____ RAW DATA
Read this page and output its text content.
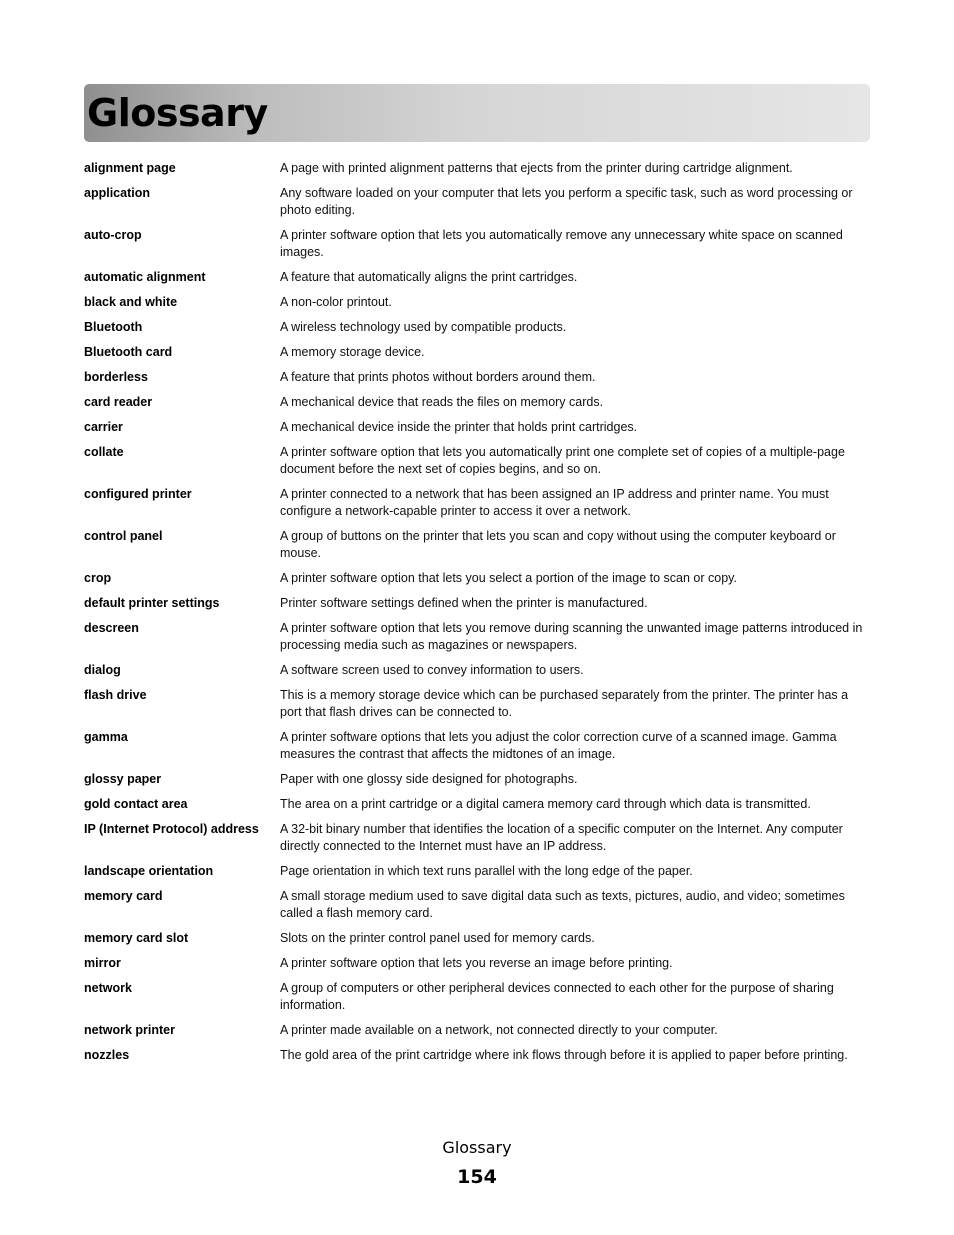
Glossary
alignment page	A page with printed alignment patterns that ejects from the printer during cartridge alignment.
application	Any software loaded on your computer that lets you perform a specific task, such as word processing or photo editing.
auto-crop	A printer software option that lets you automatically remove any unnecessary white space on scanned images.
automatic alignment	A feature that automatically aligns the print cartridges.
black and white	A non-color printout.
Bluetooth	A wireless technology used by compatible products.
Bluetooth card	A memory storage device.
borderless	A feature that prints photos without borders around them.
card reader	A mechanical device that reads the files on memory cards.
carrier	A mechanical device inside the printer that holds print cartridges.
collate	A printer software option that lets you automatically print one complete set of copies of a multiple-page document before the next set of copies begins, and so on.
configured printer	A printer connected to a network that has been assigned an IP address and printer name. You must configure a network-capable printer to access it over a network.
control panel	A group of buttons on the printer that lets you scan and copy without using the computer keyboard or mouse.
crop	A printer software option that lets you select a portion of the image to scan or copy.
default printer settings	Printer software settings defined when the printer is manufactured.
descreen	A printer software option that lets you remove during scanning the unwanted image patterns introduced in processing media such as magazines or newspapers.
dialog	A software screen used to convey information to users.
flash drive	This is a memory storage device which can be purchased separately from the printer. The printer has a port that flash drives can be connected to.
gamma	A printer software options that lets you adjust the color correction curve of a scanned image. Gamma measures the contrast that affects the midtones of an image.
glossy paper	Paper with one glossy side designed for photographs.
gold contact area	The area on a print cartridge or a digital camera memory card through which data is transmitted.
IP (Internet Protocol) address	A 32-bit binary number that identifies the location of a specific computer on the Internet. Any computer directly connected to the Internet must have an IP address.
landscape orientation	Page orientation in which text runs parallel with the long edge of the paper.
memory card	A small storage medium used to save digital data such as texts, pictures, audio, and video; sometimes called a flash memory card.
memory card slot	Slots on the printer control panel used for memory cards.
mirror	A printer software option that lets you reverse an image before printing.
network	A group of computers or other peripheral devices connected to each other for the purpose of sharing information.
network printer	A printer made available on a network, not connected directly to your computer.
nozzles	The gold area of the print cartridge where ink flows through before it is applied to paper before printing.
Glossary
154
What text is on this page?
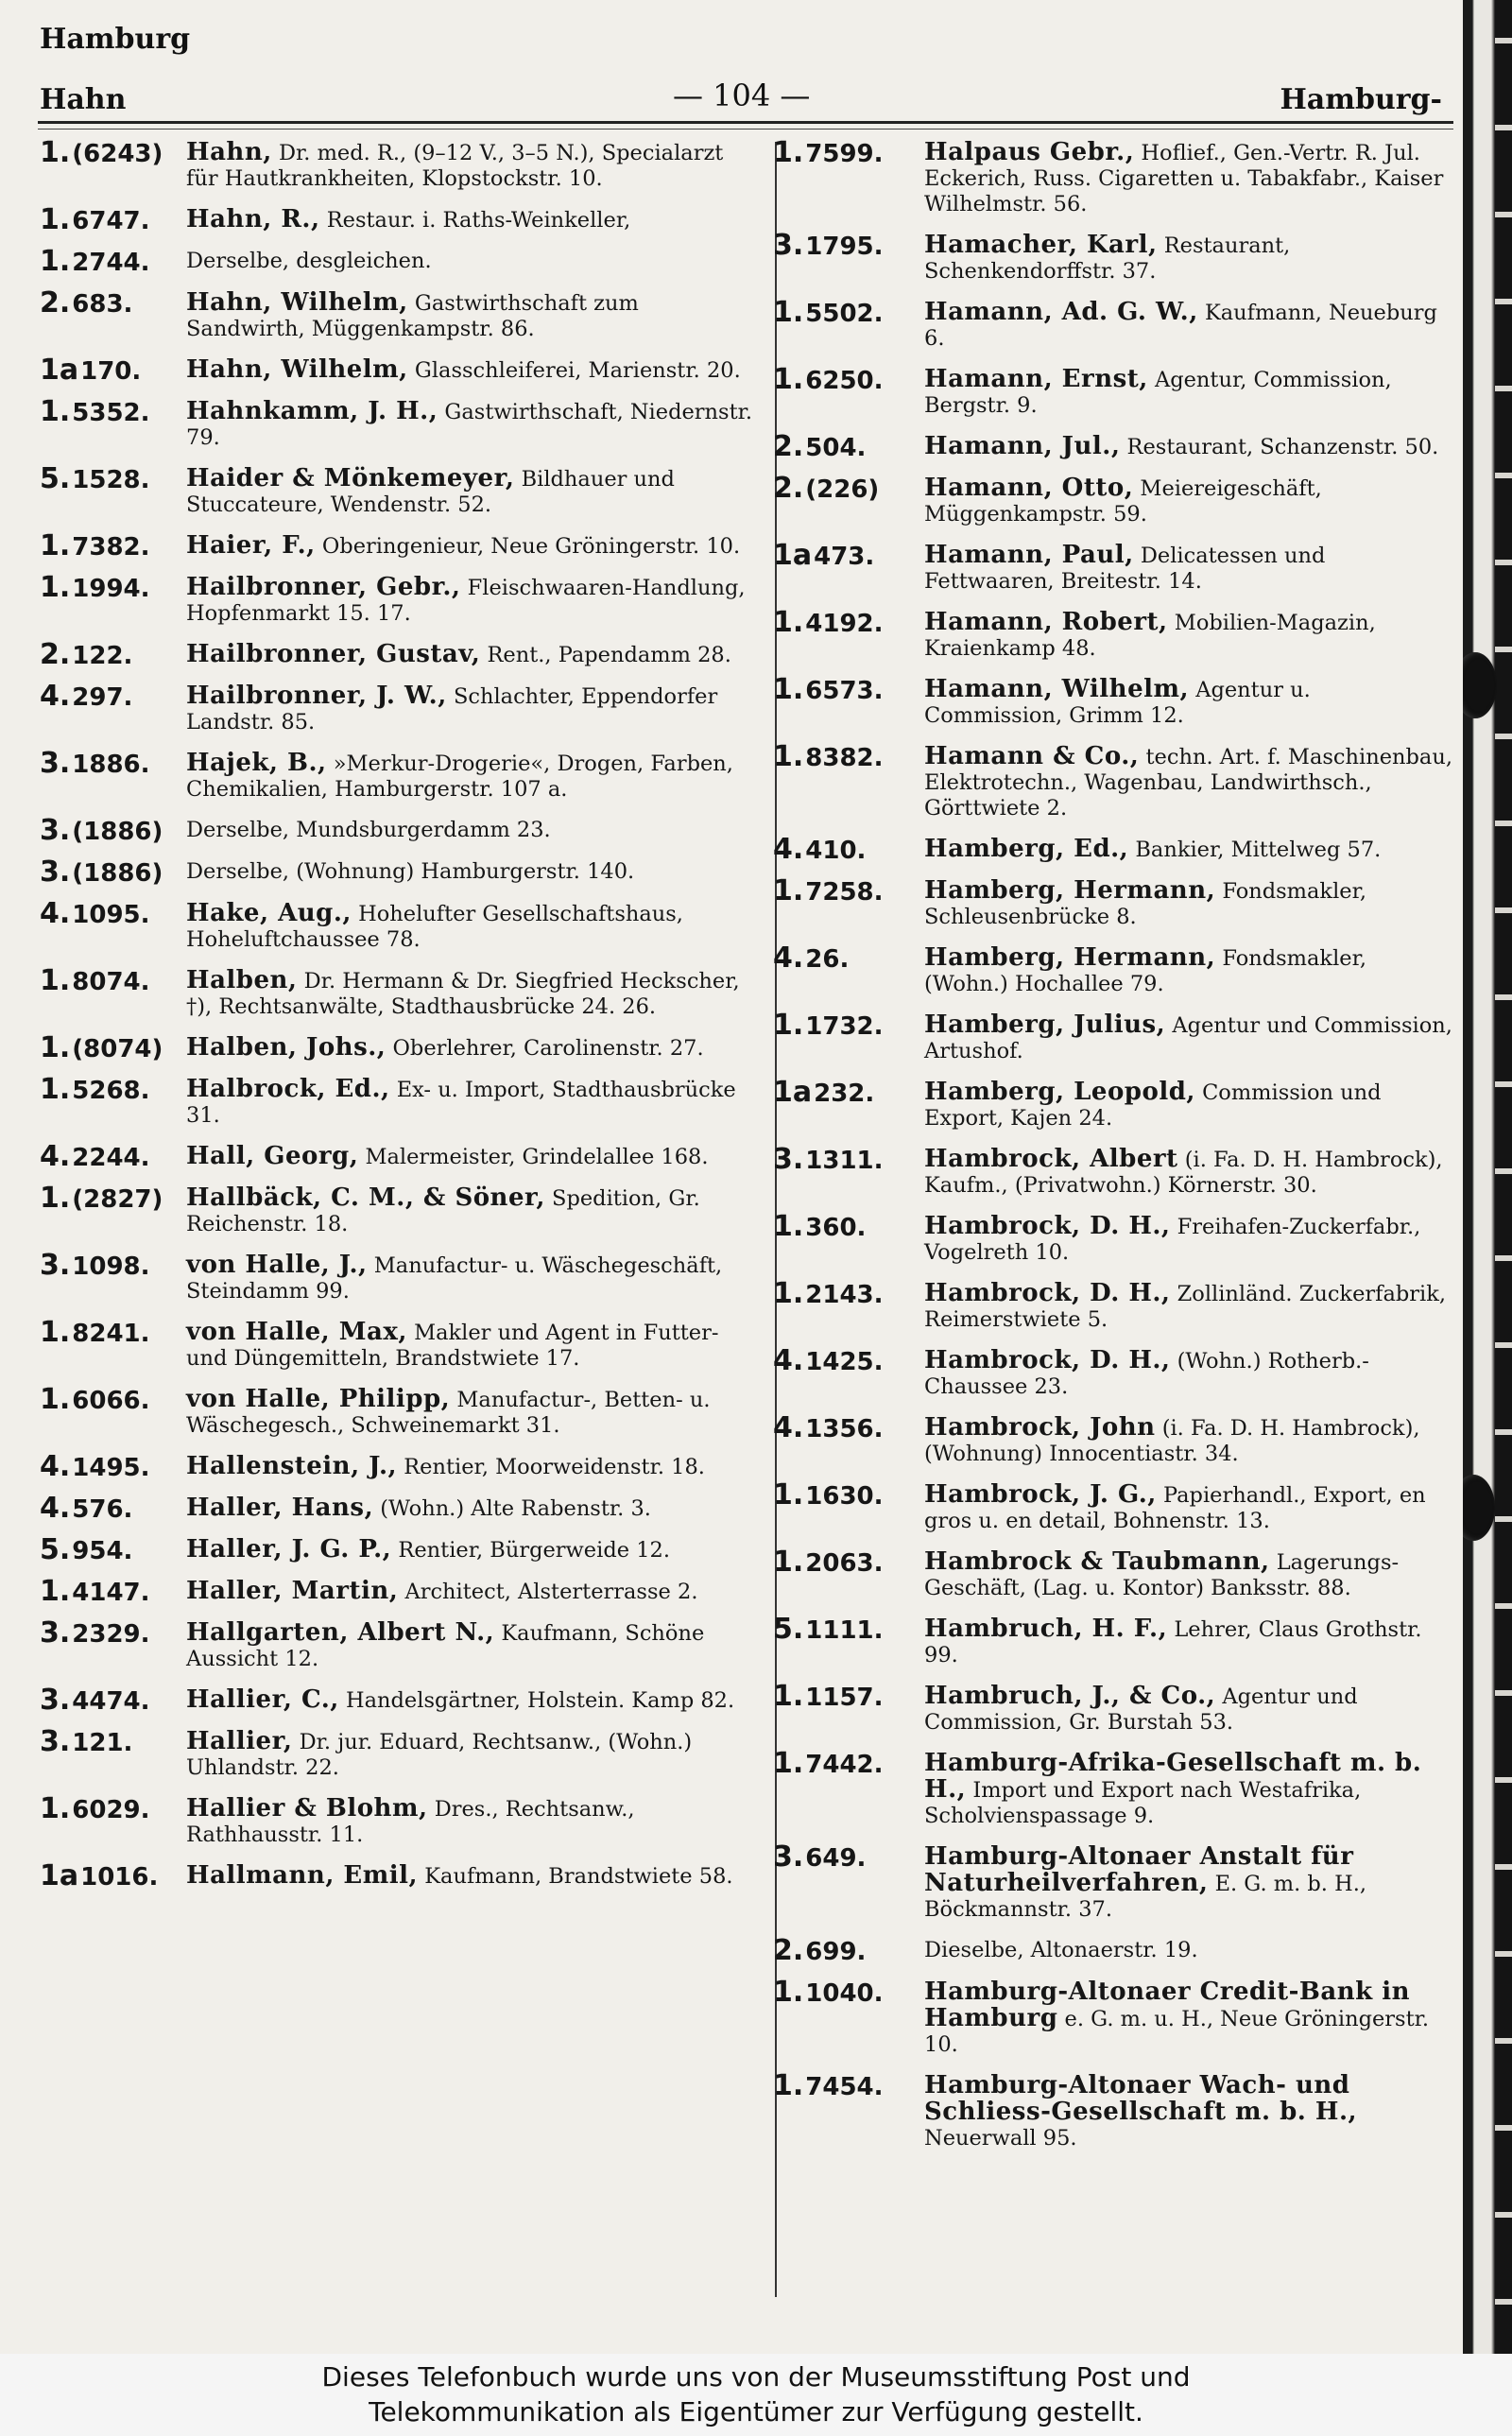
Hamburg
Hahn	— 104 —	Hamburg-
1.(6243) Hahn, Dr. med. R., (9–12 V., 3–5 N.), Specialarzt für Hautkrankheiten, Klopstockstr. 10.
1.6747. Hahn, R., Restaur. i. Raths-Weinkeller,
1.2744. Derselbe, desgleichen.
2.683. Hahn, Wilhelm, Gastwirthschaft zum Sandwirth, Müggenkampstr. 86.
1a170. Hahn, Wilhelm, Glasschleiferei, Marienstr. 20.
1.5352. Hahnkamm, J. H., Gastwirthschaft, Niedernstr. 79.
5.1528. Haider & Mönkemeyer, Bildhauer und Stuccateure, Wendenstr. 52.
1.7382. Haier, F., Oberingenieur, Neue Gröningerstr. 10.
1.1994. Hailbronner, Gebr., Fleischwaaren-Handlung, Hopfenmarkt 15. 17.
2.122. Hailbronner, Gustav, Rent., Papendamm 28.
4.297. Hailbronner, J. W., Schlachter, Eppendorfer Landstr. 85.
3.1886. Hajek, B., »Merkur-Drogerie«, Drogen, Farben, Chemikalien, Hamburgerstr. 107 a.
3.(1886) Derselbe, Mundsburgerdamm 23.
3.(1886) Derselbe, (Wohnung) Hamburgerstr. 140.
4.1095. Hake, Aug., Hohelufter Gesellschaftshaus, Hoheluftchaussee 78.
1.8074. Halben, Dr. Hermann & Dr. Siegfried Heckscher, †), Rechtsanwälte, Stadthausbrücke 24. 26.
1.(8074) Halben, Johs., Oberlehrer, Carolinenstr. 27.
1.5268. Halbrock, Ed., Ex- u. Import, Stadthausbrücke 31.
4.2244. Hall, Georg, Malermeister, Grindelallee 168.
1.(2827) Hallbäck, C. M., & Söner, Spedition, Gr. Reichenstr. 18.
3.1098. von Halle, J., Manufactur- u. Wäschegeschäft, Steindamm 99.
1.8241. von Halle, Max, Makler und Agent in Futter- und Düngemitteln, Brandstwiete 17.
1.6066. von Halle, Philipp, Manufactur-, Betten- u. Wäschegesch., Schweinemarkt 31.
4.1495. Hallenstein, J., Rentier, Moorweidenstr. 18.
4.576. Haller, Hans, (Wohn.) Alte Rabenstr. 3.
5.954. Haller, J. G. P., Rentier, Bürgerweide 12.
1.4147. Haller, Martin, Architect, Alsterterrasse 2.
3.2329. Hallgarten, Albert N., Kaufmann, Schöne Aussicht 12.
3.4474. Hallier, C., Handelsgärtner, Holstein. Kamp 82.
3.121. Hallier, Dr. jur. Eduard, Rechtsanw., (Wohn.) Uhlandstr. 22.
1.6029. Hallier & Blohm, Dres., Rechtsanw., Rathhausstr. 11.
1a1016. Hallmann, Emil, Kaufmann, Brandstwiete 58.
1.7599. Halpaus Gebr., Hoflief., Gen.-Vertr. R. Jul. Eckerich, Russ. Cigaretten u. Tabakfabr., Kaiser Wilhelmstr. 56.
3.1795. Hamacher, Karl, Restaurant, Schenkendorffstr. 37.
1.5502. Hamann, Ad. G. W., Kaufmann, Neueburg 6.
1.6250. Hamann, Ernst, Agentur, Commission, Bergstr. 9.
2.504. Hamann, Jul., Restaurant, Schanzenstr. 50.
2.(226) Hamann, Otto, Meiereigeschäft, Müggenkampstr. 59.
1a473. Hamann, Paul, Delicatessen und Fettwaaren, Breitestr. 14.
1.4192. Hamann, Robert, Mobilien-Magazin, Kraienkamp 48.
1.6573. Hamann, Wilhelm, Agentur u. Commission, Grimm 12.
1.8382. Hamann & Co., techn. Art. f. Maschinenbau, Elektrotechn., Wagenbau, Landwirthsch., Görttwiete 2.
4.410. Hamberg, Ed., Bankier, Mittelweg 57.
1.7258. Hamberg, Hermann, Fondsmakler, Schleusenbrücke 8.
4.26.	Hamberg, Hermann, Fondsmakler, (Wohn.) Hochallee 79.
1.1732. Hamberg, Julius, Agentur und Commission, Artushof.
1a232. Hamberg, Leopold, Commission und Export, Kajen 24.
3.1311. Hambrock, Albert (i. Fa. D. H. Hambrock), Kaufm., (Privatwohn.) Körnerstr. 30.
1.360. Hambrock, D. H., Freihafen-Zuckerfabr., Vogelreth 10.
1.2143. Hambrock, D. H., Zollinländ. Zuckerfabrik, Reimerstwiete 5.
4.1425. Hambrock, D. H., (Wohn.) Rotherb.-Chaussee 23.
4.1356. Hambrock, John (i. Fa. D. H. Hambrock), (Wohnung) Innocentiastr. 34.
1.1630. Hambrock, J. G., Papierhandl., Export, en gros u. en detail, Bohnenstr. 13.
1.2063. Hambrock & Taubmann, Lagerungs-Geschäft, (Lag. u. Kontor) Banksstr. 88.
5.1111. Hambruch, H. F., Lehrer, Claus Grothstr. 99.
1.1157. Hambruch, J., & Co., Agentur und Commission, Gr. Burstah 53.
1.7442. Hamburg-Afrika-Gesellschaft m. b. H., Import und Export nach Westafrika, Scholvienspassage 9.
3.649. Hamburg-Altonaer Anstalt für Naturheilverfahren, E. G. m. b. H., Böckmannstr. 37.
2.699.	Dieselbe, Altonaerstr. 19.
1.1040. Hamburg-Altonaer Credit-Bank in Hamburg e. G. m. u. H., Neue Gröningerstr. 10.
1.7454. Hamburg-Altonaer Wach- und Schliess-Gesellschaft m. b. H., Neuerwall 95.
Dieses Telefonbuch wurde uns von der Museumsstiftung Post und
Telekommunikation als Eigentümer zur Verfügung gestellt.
________
WHAT YOU HAVE TO DO: Copy every line above word for word and exclude the pictures.

SOLUTION BELOW:
Read this page and output its text content.
Glossary
alignment page	A page with printed alignment patterns that ejects from the printer during cartridge alignment.
application	Any software loaded on your computer that lets you perform a specific task, such as word processing or photo editing.
auto-crop	A printer software option that lets you automatically remove any unnecessary white space on scanned images.
automatic alignment	A feature that automatically aligns the print cartridges.
black and white	A non-color printout.
Bluetooth	A wireless technology used by compatible products.
Bluetooth card	A memory storage device.
borderless	A feature that prints photos without borders around them.
card reader	A mechanical device that reads the files on memory cards.
carrier	A mechanical device inside the printer that holds print cartridges.
collate	A printer software option that lets you automatically print one complete set of copies of a multiple-page document before the next set of copies begins, and so on.
configured printer	A printer connected to a network that has been assigned an IP address and printer name. You must configure a network-capable printer to access it over a network.
control panel	A group of buttons on the printer that lets you scan and copy without using the computer keyboard or mouse.
crop	A printer software option that lets you select a portion of the image to scan or copy.
default printer settings	Printer software settings defined when the printer is manufactured.
descreen	A printer software option that lets you remove during scanning the unwanted image patterns introduced in processing media such as magazines or newspapers.
dialog	A software screen used to convey information to users.
flash drive	This is a memory storage device which can be purchased separately from the printer. The printer has a port that flash drives can be connected to.
gamma	A printer software options that lets you adjust the color correction curve of a scanned image. Gamma measures the contrast that affects the midtones of an image.
glossy paper	Paper with one glossy side designed for photographs.
gold contact area	The area on a print cartridge or a digital camera memory card through which data is transmitted.
IP (Internet Protocol) address	A 32-bit binary number that identifies the location of a specific computer on the Internet. Any computer directly connected to the Internet must have an IP address.
landscape orientation	Page orientation in which text runs parallel with the long edge of the paper.
memory card	A small storage medium used to save digital data such as texts, pictures, audio, and video; sometimes called a flash memory card.
memory card slot	Slots on the printer control panel used for memory cards.
mirror	A printer software option that lets you reverse an image before printing.
network	A group of computers or other peripheral devices connected to each other for the purpose of sharing information.
network printer	A printer made available on a network, not connected directly to your computer.
nozzles	The gold area of the print cartridge where ink flows through before it is applied to paper before printing.
Glossary
154
What text is on this page?
Hamburg
Hahn	— 104 —	Hamburg-
1.(6243) Hahn, Dr. med. R., (9–12 V., 3–5 N.), Specialarzt für Hautkrankheiten, Klopstockstr. 10.
1.6747. Hahn, R., Restaur. i. Raths-Weinkeller,
1.2744. Derselbe, desgleichen.
2.683. Hahn, Wilhelm, Gastwirthschaft zum Sandwirth, Müggenkampstr. 86.
1a170. Hahn, Wilhelm, Glasschleiferei, Marienstr. 20.
1.5352. Hahnkamm, J. H., Gastwirthschaft, Niedernstr. 79.
5.1528. Haider & Mönkemeyer, Bildhauer und Stuccateure, Wendenstr. 52.
1.7382. Haier, F., Oberingenieur, Neue Gröningerstr. 10.
1.1994. Hailbronner, Gebr., Fleischwaaren-Handlung, Hopfenmarkt 15. 17.
2.122. Hailbronner, Gustav, Rent., Papendamm 28.
4.297. Hailbronner, J. W., Schlachter, Eppendorfer Landstr. 85.
3.1886. Hajek, B., »Merkur-Drogerie«, Drogen, Farben, Chemikalien, Hamburgerstr. 107 a.
3.(1886) Derselbe, Mundsburgerdamm 23.
3.(1886) Derselbe, (Wohnung) Hamburgerstr. 140.
4.1095. Hake, Aug., Hohelufter Gesellschaftshaus, Hoheluftchaussee 78.
1.8074. Halben, Dr. Hermann & Dr. Siegfried Heckscher, †), Rechtsanwälte, Stadthausbrücke 24. 26.
1.(8074) Halben, Johs., Oberlehrer, Carolinenstr. 27.
1.5268. Halbrock, Ed., Ex- u. Import, Stadthausbrücke 31.
4.2244. Hall, Georg, Malermeister, Grindelallee 168.
1.(2827) Hallbäck, C. M., & Söner, Spedition, Gr. Reichenstr. 18.
3.1098. von Halle, J., Manufactur- u. Wäschegeschäft, Steindamm 99.
1.8241. von Halle, Max, Makler und Agent in Futter- und Düngemitteln, Brandstwiete 17.
1.6066. von Halle, Philipp, Manufactur-, Betten- u. Wäschegesch., Schweinemarkt 31.
4.1495. Hallenstein, J., Rentier, Moorweidenstr. 18.
4.576. Haller, Hans, (Wohn.) Alte Rabenstr. 3.
5.954. Haller, J. G. P., Rentier, Bürgerweide 12.
1.4147. Haller, Martin, Architect, Alsterterrasse 2.
3.2329. Hallgarten, Albert N., Kaufmann, Schöne Aussicht 12.
3.4474. Hallier, C., Handelsgärtner, Holstein. Kamp 82.
3.121. Hallier, Dr. jur. Eduard, Rechtsanw., (Wohn.) Uhlandstr. 22.
1.6029. Hallier & Blohm, Dres., Rechtsanw., Rathhausstr. 11.
1a1016. Hallmann, Emil, Kaufmann, Brandstwiete 58.
1.7599. Halpaus Gebr., Hoflief., Gen.-Vertr. R. Jul. Eckerich, Russ. Cigaretten u. Tabakfabr., Kaiser Wilhelmstr. 56.
3.1795. Hamacher, Karl, Restaurant, Schenkendorffstr. 37.
1.5502. Hamann, Ad. G. W., Kaufmann, Neueburg 6.
1.6250. Hamann, Ernst, Agentur, Commission, Bergstr. 9.
2.504. Hamann, Jul., Restaurant, Schanzenstr. 50.
2.(226) Hamann, Otto, Meiereigeschäft, Müggenkampstr. 59.
1a473. Hamann, Paul, Delicatessen und Fettwaaren, Breitestr. 14.
1.4192. Hamann, Robert, Mobilien-Magazin, Kraienkamp 48.
1.6573. Hamann, Wilhelm, Agentur u. Commission, Grimm 12.
1.8382. Hamann & Co., techn. Art. f. Maschinenbau, Elektrotechn., Wagenbau, Landwirthsch., Görttwiete 2.
4.410. Hamberg, Ed., Bankier, Mittelweg 57.
1.7258. Hamberg, Hermann, Fondsmakler, Schleusenbrücke 8.
4.26.	Hamberg, Hermann, Fondsmakler, (Wohn.) Hochallee 79.
1.1732. Hamberg, Julius, Agentur und Commission, Artushof.
1a232. Hamberg, Leopold, Commission und Export, Kajen 24.
3.1311. Hambrock, Albert (i. Fa. D. H. Hambrock), Kaufm., (Privatwohn.) Körnerstr. 30.
1.360. Hambrock, D. H., Freihafen-Zuckerfabr., Vogelreth 10.
1.2143. Hambrock, D. H., Zollinländ. Zuckerfabrik, Reimerstwiete 5.
4.1425. Hambrock, D. H., (Wohn.) Rotherb.-Chaussee 23.
4.1356. Hambrock, John (i. Fa. D. H. Hambrock), (Wohnung) Innocentiastr. 34.
1.1630. Hambrock, J. G., Papierhandl., Export, en gros u. en detail, Bohnenstr. 13.
1.2063. Hambrock & Taubmann, Lagerungs-Geschäft, (Lag. u. Kontor) Banksstr. 88.
5.1111. Hambruch, H. F., Lehrer, Claus Grothstr. 99.
1.1157. Hambruch, J., & Co., Agentur und Commission, Gr. Burstah 53.
1.7442. Hamburg-Afrika-Gesellschaft m. b. H., Import und Export nach Westafrika, Scholvienspassage 9.
3.649. Hamburg-Altonaer Anstalt für Naturheilverfahren, E. G. m. b. H., Böckmannstr. 37.
2.699.	Dieselbe, Altonaerstr. 19.
1.1040. Hamburg-Altonaer Credit-Bank in Hamburg e. G. m. u. H., Neue Gröningerstr. 10.
1.7454. Hamburg-Altonaer Wach- und Schliess-Gesellschaft m. b. H., Neuerwall 95.
Dieses Telefonbuch wurde uns von der Museumsstiftung Post und
Telekommunikation als Eigentümer zur Verfügung gestellt.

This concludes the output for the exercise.